CHALLENGE 1 »
Using the hockey podcast transcript, decide whether each statement agrees with it: (a) Connor Hellebuck is called the reigning MVP; (b) Winnipeg is placed ahead of Anaheim in the standings; (c) Winnipeg's core players are said to be about to leave. Answer yes or no for each and quote the deciding words.

PAGE EXCERPT »
>>>>>

And then they don't have a first round pick the next two years either.
So like the long term rebuild isn't going to work.
The short term retool is probably not going to work.
They're in trouble, man.
Would you dip it?
I think Morgan Riley would be the best defenseman available on the market if they moved him.
Would you move Morgan Riley or does that defeat the purpose of the quick turnaround retool?
I just don't know how realistic at quick turnaround rebuild is, the retool.
I just, I don't know what they do.
If you trade Morgan Riley, great.
You might get a first round pick for that, but that's not going to single-handedly jumpstart
to rebuild.
That's still kicking the can down a few years.
They are, they are boxed in right now.
They have a superstar in his prime who's not playing as well as he used to, and they're,
they don't have the pieces around them to make a playoff run, and they don't have the pieces
available to gain assets that will help in the short,
or learning term. They're, they're in trouble. Yeah, this is a team that like many other teams that
really goes all in for a four, five, six year run is the bill has come due. The thing that makes
I think especially miserable for Toronto is that they didn't, they don't have those
memories to look back on of playing into June and like, well, we did it for that and you got
to remember that. Like it, it just got memories. They're just horrible, horrible, horrible.
They've got nightmares. Yeah, exactly. All right. One more team that I want to see if you're ready
to stick a fork in and I'll tip my hand here. I am the Winnipeg Jets.
Connor Hellebuck obviously is the reigning MVP. I'm not doubting that he can get extremely
hot for them. I just don't see the total package there in Winnipeg to make a push, even given that
the West is a much easier path to recovering in the East. I mean, they're basically tied
with Chicago. They're just a point up on Calgary and no one's thinking of them as contenders and
rightfully so. Like it's it's, it's, they're nine points out. They got a game in hand, but they're still
behind Anaheim, they're behind San Jose, they're behind Nashville.
It's a bummer.
I really wanted to see Jonathan Taves in the playoffs again.
I thought that would have been really cool and he's been playing well lately.
But other than that four-game win streak they had earlier this, I think last month,
they've just shown no signs of life.
It's just, it's not happening.
Would you make any sell, like major, obviously UFA is not included?
Would you consider like a retool, a more major sell-off in Winnipeg?
I don't think I do.
I still like the pieces they have.
I don't know why it's not working right now.
but they don't have a lot of like,
you know,
they have guys that are locked up long term.
Their core is not going anywhere.
So they don't really have the pieces
that are attractive to most teams this time of year.
It's interesting because I've made the comparison
between the Jets and the Rangers on the show a few times.
And I meant it to prop up the Rangers.
I've said,
I don't see what the difference is between the Jets roster
and the Rangers roster.
You know,
why are we all discounting the Rangers?
I still don't really see the difference
between the Jets roster and the Rangers roster.
And now I mean,
that in a very different way. It's a little bit younger on the stars. Like Kyle Connor is obviously
yet to be 30, so that's a favorable thing. But it's still a team that it's getting old in a hurry.
And, you know, Mark Schifley's getting well into his 30s now, like Niederwriters well into his 30s now.
Adam Lowry is well into his 30s now. And the young talent, you know, Volardi's been a huge success there.
Perfetti, I think there's another level for him to get to, but how long can you really wait?
And it may just be a team that kind of tops out as a conference finalist team as the peak of their era, which similarly, you know, disappointing as it was in New York.

<<<<<

CHALLENGE 2 »
Print the lines of the records exactly, starting at the beginning of the records and going on through the line that contains "value-year-1-cell: 4 257,8", with both ends included.

MATERIAL PROVIDED »
>>>>>

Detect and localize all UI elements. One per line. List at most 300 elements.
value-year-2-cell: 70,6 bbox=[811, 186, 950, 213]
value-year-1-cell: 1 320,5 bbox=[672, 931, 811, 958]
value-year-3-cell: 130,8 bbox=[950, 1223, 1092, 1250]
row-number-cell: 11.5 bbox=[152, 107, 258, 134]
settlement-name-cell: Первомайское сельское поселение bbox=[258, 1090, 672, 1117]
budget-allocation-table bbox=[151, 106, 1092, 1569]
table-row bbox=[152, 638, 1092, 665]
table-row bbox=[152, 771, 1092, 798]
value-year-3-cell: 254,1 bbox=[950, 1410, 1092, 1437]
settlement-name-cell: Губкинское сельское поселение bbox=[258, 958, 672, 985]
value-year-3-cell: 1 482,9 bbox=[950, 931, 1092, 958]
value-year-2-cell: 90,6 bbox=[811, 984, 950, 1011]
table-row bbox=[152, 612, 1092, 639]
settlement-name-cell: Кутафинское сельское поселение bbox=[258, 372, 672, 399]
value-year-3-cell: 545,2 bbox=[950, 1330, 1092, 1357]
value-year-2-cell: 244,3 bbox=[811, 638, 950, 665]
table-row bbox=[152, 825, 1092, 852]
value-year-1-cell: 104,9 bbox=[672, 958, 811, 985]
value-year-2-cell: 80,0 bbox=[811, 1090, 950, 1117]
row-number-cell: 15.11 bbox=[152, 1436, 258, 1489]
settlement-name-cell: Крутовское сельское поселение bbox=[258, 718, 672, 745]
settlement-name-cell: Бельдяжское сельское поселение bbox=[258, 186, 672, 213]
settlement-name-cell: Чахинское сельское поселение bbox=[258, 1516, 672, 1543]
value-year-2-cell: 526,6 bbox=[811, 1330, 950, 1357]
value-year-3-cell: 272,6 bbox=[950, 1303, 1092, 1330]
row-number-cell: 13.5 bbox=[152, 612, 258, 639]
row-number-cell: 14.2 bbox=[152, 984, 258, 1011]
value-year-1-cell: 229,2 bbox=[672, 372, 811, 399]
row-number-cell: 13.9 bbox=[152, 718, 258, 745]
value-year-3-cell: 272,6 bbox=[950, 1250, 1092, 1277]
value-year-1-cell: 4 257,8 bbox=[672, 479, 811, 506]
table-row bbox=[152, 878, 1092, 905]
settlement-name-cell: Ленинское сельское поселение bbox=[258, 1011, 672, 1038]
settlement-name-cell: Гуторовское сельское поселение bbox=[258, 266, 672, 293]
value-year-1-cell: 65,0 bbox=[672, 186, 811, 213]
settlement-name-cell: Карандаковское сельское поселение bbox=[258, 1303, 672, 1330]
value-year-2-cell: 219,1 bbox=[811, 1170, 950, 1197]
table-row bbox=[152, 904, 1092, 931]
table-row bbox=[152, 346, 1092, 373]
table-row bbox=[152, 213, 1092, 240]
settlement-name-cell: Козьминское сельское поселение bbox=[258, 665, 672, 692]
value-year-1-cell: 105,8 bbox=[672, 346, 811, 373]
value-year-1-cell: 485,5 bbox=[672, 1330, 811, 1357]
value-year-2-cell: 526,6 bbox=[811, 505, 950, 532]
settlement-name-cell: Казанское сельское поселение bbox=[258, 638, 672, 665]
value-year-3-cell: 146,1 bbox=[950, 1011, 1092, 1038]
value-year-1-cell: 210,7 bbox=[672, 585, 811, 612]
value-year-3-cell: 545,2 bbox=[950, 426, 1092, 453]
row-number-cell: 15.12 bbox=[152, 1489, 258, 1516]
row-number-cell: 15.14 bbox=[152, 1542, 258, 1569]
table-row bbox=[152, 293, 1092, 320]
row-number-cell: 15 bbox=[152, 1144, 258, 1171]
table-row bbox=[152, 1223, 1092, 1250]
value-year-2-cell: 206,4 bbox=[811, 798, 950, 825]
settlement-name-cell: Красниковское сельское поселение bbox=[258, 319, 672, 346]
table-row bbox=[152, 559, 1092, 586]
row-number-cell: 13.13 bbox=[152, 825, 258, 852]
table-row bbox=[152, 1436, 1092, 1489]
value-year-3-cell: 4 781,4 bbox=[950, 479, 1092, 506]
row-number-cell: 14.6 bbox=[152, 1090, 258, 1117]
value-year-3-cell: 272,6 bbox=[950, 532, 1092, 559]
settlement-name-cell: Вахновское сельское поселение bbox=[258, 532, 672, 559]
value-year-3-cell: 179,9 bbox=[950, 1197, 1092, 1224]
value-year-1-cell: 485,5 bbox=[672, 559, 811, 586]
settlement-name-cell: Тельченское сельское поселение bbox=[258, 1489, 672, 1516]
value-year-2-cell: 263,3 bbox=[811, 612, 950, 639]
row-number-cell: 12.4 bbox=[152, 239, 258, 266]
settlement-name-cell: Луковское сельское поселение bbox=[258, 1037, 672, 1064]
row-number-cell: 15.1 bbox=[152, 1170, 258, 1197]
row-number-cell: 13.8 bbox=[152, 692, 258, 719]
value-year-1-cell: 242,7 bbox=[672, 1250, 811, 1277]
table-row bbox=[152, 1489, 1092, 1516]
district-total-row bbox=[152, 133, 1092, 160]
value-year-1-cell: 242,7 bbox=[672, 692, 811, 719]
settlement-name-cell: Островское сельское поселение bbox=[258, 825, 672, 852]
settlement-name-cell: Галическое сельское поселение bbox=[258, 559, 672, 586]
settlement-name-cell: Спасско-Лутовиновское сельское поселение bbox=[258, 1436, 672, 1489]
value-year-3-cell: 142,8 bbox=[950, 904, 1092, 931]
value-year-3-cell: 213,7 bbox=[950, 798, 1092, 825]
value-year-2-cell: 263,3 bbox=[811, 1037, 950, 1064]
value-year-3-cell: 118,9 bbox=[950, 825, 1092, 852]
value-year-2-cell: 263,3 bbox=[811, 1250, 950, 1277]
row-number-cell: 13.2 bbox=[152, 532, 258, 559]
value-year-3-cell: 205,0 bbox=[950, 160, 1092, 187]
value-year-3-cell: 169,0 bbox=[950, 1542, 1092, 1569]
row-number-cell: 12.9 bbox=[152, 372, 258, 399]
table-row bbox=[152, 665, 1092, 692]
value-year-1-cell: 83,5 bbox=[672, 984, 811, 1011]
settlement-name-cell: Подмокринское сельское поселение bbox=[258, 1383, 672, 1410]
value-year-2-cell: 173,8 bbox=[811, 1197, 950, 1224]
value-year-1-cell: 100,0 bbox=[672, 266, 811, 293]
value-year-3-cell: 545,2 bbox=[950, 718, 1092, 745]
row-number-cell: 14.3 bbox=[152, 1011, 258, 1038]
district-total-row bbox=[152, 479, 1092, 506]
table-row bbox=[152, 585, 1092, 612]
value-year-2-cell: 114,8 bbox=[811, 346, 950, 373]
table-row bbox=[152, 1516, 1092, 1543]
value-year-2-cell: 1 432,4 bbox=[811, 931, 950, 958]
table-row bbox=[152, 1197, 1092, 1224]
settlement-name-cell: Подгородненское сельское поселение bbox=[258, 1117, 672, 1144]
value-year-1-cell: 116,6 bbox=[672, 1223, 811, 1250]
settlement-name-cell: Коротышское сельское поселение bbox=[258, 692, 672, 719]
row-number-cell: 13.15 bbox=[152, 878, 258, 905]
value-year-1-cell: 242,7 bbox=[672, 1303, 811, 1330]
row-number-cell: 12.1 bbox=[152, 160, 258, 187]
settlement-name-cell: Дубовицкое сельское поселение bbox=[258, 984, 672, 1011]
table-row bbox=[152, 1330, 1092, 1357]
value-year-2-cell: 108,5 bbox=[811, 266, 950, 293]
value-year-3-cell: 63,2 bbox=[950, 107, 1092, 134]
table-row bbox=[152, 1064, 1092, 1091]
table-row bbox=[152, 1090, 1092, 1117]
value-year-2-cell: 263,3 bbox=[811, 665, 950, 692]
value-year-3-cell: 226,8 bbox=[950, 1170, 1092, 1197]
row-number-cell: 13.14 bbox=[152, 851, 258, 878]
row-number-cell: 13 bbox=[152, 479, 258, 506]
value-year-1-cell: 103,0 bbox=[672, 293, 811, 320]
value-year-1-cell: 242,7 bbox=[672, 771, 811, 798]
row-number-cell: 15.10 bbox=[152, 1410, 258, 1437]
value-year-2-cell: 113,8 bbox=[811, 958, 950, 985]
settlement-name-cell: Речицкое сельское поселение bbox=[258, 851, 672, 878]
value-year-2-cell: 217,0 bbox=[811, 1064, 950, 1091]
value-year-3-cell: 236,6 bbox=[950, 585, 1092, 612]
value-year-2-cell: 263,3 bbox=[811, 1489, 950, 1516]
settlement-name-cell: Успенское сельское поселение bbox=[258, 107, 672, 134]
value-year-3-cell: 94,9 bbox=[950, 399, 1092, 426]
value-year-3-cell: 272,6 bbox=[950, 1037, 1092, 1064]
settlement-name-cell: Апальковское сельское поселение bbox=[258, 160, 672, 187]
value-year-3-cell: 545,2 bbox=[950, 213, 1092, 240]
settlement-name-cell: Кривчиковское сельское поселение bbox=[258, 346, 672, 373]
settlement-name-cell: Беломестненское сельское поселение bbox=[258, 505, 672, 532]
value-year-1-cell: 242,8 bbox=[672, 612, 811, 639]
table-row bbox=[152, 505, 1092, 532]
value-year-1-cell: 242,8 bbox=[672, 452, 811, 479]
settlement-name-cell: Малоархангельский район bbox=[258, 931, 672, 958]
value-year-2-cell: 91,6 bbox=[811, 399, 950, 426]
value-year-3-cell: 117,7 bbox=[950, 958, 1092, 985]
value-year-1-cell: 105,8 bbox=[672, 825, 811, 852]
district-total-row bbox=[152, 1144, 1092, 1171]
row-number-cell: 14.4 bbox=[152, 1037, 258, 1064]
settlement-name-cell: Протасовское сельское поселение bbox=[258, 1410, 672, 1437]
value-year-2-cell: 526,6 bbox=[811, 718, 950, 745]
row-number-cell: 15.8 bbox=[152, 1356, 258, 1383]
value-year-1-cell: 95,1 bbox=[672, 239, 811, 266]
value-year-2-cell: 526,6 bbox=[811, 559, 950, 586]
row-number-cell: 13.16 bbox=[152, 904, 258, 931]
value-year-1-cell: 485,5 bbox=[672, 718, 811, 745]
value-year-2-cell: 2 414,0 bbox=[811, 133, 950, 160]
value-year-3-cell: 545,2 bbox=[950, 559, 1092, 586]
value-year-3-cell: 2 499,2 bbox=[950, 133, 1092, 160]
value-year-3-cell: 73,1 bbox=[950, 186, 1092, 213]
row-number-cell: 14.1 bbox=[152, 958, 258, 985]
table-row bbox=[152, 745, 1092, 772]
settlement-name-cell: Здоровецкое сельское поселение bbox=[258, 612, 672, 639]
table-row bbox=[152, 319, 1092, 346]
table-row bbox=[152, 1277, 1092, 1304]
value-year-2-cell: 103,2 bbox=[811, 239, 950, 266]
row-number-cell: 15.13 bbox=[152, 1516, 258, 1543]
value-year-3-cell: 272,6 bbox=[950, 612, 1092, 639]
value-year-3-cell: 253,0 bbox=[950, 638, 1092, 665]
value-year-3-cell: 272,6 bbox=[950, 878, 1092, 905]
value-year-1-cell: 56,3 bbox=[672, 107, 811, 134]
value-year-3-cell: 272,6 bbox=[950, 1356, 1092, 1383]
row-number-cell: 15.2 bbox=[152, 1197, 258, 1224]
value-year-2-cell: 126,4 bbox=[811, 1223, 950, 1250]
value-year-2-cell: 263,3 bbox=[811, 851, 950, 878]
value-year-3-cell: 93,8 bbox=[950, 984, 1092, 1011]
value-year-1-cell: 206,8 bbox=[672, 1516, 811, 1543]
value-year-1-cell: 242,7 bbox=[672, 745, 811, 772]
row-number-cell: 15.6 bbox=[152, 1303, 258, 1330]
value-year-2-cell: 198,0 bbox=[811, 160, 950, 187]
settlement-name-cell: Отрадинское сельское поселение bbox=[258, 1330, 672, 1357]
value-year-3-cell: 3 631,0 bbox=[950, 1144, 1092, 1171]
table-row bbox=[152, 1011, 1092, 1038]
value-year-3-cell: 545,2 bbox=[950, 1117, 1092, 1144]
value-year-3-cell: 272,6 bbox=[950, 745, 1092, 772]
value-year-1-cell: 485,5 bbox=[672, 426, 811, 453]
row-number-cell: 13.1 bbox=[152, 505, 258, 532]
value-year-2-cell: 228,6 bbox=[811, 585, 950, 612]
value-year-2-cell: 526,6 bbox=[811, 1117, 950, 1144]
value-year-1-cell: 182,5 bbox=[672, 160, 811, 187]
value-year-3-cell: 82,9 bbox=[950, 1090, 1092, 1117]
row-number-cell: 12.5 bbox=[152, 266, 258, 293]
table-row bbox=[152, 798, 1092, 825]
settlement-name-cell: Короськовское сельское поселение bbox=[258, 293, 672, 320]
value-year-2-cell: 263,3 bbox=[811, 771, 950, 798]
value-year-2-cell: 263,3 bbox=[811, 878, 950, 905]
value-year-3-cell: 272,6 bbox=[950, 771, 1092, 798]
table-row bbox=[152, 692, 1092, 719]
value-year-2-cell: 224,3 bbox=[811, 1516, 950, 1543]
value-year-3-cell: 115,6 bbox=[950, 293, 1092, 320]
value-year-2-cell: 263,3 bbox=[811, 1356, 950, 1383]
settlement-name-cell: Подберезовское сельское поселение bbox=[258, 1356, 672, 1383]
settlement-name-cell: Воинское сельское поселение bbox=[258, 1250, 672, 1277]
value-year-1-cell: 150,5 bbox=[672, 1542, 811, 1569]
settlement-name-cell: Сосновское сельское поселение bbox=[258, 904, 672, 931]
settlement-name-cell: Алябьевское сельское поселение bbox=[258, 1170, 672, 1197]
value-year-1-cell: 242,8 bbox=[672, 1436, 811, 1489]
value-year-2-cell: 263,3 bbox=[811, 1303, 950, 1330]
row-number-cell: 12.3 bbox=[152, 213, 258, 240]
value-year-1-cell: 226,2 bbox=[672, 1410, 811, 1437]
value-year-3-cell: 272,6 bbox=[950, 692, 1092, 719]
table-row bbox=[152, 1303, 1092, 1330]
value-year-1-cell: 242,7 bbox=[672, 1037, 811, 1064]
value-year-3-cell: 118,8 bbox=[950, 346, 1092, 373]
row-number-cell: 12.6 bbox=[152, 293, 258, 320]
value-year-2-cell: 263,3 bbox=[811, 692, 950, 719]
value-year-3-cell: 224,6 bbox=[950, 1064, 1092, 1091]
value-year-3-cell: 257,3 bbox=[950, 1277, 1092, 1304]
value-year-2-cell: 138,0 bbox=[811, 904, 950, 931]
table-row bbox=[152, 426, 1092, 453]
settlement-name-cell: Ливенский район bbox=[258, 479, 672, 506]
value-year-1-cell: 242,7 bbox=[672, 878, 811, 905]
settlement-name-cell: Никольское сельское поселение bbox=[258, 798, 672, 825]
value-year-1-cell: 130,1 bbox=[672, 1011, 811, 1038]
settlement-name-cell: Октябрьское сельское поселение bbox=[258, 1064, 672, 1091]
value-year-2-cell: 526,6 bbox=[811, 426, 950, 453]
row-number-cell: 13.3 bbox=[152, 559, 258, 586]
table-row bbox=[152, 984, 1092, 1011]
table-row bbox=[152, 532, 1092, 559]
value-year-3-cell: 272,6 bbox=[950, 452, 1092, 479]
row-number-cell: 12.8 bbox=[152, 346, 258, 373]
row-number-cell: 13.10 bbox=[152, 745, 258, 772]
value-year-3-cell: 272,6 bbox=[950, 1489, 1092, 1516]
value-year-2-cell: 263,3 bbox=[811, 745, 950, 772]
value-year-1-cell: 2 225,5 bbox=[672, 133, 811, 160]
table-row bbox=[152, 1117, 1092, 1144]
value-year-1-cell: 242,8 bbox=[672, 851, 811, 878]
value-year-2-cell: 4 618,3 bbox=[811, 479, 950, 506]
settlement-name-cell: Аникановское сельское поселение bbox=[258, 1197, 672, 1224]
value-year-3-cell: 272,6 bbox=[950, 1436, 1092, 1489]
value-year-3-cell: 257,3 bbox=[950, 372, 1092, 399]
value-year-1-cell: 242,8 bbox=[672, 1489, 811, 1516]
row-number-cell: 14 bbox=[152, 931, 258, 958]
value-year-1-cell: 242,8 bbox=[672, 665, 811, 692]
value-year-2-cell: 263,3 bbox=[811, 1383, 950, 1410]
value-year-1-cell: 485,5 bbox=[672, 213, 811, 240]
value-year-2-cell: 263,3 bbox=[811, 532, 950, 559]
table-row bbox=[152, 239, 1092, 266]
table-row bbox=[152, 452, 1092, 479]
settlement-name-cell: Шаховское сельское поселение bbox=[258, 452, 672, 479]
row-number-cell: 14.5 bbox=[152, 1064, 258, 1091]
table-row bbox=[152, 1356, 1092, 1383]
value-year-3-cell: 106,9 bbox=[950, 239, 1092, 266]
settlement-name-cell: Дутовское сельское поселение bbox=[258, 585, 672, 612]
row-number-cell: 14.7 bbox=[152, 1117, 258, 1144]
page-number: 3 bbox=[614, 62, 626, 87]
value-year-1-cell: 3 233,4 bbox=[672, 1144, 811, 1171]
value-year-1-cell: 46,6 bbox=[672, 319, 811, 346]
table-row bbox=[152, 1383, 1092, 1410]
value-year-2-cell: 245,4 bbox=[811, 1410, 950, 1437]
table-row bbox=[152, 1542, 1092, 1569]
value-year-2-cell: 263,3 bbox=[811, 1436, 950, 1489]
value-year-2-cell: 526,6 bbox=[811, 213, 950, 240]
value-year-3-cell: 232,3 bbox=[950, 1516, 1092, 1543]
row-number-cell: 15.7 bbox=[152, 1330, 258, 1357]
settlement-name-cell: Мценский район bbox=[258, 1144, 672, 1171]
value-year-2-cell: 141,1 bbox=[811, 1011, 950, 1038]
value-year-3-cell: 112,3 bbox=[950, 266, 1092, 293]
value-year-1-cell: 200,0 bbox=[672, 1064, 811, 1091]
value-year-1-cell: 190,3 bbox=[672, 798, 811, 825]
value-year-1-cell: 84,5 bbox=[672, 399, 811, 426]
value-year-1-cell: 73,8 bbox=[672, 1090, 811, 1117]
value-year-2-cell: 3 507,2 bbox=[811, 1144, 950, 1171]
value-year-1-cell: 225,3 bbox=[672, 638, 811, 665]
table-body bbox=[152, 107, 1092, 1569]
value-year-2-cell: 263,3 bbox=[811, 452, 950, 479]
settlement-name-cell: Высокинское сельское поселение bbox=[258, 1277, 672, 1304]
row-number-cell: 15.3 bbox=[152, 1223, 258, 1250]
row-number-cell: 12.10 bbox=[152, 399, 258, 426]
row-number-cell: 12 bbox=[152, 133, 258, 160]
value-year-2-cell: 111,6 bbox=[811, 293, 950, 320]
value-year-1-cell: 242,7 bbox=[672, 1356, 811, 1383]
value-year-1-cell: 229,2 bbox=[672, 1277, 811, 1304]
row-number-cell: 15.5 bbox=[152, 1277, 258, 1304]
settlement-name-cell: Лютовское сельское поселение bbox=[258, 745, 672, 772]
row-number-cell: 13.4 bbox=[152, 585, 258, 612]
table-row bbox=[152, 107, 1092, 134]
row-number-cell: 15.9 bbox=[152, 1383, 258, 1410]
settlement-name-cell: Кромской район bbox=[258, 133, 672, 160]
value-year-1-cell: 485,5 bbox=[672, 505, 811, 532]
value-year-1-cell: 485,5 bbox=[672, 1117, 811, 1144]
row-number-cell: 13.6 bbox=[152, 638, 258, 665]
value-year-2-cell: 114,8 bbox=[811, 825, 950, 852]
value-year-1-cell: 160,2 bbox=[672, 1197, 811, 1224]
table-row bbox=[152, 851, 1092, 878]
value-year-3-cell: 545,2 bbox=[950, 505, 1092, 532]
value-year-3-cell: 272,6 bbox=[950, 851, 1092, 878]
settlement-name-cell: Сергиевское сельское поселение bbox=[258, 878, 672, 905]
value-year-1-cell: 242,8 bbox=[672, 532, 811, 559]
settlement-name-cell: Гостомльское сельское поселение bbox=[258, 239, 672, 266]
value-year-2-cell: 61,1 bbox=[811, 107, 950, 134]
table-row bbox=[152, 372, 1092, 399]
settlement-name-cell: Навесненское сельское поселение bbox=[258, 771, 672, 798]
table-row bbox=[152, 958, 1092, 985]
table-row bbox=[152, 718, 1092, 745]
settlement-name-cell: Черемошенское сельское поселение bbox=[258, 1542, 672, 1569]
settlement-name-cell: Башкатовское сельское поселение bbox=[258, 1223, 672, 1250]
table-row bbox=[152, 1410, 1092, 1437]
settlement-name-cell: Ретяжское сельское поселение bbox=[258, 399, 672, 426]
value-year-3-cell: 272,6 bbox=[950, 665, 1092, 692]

<<<<<

RIGHT ANSWER 1 »
(a) Yes: "Connor Hellebuck obviously is the reigning MVP."
(b) No: "behind Anaheim, they're behind San Jose, they're behind Nashville"
(c) No: "Their core is not going anywhere."

RIGHT ANSWER 2 »
Detect and localize all UI elements. One per line. List at most 300 elements.
value-year-2-cell: 70,6 bbox=[811, 186, 950, 213]
value-year-1-cell: 1 320,5 bbox=[672, 931, 811, 958]
value-year-3-cell: 130,8 bbox=[950, 1223, 1092, 1250]
row-number-cell: 11.5 bbox=[152, 107, 258, 134]
settlement-name-cell: Первомайское сельское поселение bbox=[258, 1090, 672, 1117]
budget-allocation-table bbox=[151, 106, 1092, 1569]
table-row bbox=[152, 638, 1092, 665]
table-row bbox=[152, 771, 1092, 798]
value-year-3-cell: 254,1 bbox=[950, 1410, 1092, 1437]
settlement-name-cell: Губкинское сельское поселение bbox=[258, 958, 672, 985]
value-year-3-cell: 1 482,9 bbox=[950, 931, 1092, 958]
value-year-2-cell: 90,6 bbox=[811, 984, 950, 1011]
table-row bbox=[152, 612, 1092, 639]
settlement-name-cell: Кутафинское сельское поселение bbox=[258, 372, 672, 399]
value-year-3-cell: 545,2 bbox=[950, 1330, 1092, 1357]
value-year-2-cell: 244,3 bbox=[811, 638, 950, 665]
table-row bbox=[152, 825, 1092, 852]
value-year-1-cell: 104,9 bbox=[672, 958, 811, 985]
value-year-2-cell: 80,0 bbox=[811, 1090, 950, 1117]
row-number-cell: 15.11 bbox=[152, 1436, 258, 1489]
settlement-name-cell: Крутовское сельское поселение bbox=[258, 718, 672, 745]
settlement-name-cell: Бельдяжское сельское поселение bbox=[258, 186, 672, 213]
settlement-name-cell: Чахинское сельское поселение bbox=[258, 1516, 672, 1543]
value-year-2-cell: 526,6 bbox=[811, 1330, 950, 1357]
value-year-3-cell: 272,6 bbox=[950, 1303, 1092, 1330]
row-number-cell: 13.5 bbox=[152, 612, 258, 639]
row-number-cell: 14.2 bbox=[152, 984, 258, 1011]
value-year-1-cell: 229,2 bbox=[672, 372, 811, 399]
row-number-cell: 13.9 bbox=[152, 718, 258, 745]
value-year-3-cell: 272,6 bbox=[950, 1250, 1092, 1277]
value-year-1-cell: 4 257,8 bbox=[672, 479, 811, 506]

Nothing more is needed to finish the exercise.